-------- Record set
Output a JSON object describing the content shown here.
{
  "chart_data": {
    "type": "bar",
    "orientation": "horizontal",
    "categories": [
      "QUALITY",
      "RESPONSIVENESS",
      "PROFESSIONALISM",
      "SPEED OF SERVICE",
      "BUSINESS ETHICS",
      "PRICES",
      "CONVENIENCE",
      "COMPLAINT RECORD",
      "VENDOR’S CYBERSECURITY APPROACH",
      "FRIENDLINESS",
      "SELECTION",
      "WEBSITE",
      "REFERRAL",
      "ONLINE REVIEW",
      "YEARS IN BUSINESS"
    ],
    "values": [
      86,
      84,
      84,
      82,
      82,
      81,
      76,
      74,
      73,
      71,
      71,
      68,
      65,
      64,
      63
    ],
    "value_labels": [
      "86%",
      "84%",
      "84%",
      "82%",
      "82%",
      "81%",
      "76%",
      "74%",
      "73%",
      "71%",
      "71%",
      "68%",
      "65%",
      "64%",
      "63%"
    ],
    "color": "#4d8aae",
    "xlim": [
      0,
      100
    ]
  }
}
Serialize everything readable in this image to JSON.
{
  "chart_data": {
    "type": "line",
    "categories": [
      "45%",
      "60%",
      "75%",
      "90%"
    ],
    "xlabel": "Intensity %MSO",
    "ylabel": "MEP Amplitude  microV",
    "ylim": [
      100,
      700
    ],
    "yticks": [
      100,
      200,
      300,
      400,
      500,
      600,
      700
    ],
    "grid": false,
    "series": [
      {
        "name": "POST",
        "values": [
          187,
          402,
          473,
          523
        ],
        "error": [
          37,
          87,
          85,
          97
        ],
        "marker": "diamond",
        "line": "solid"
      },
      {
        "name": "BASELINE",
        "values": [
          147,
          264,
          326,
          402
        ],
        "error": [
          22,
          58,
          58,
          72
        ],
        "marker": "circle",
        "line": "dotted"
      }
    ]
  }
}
----------------
# Aim of the task
All of the entries above must be quoted exactly.

# Expected output
Output a JSON object describing the content shown here.
{
  "chart_data": {
    "type": "bar",
    "orientation": "horizontal",
    "categories": [
      "QUALITY",
      "RESPONSIVENESS",
      "PROFESSIONALISM",
      "SPEED OF SERVICE",
      "BUSINESS ETHICS",
      "PRICES",
      "CONVENIENCE",
      "COMPLAINT RECORD",
      "VENDOR’S CYBERSECURITY APPROACH",
      "FRIENDLINESS",
      "SELECTION",
      "WEBSITE",
      "REFERRAL",
      "ONLINE REVIEW",
      "YEARS IN BUSINESS"
    ],
    "values": [
      86,
      84,
      84,
      82,
      82,
      81,
      76,
      74,
      73,
      71,
      71,
      68,
      65,
      64,
      63
    ],
    "value_labels": [
      "86%",
      "84%",
      "84%",
      "82%",
      "82%",
      "81%",
      "76%",
      "74%",
      "73%",
      "71%",
      "71%",
      "68%",
      "65%",
      "64%",
      "63%"
    ],
    "color": "#4d8aae",
    "xlim": [
      0,
      100
    ]
  }
}
Serialize everything readable in this image to JSON.
{
  "chart_data": {
    "type": "line",
    "categories": [
      "45%",
      "60%",
      "75%",
      "90%"
    ],
    "xlabel": "Intensity %MSO",
    "ylabel": "MEP Amplitude  microV",
    "ylim": [
      100,
      700
    ],
    "yticks": [
      100,
      200,
      300,
      400,
      500,
      600,
      700
    ],
    "grid": false,
    "series": [
      {
        "name": "POST",
        "values": [
          187,
          402,
          473,
          523
        ],
        "error": [
          37,
          87,
          85,
          97
        ],
        "marker": "diamond",
        "line": "solid"
      },
      {
        "name": "BASELINE",
        "values": [
          147,
          264,
          326,
          402
        ],
        "error": [
          22,
          58,
          58,
          72
        ],
        "marker": "circle",
        "line": "dotted"
      }
    ]
  }
}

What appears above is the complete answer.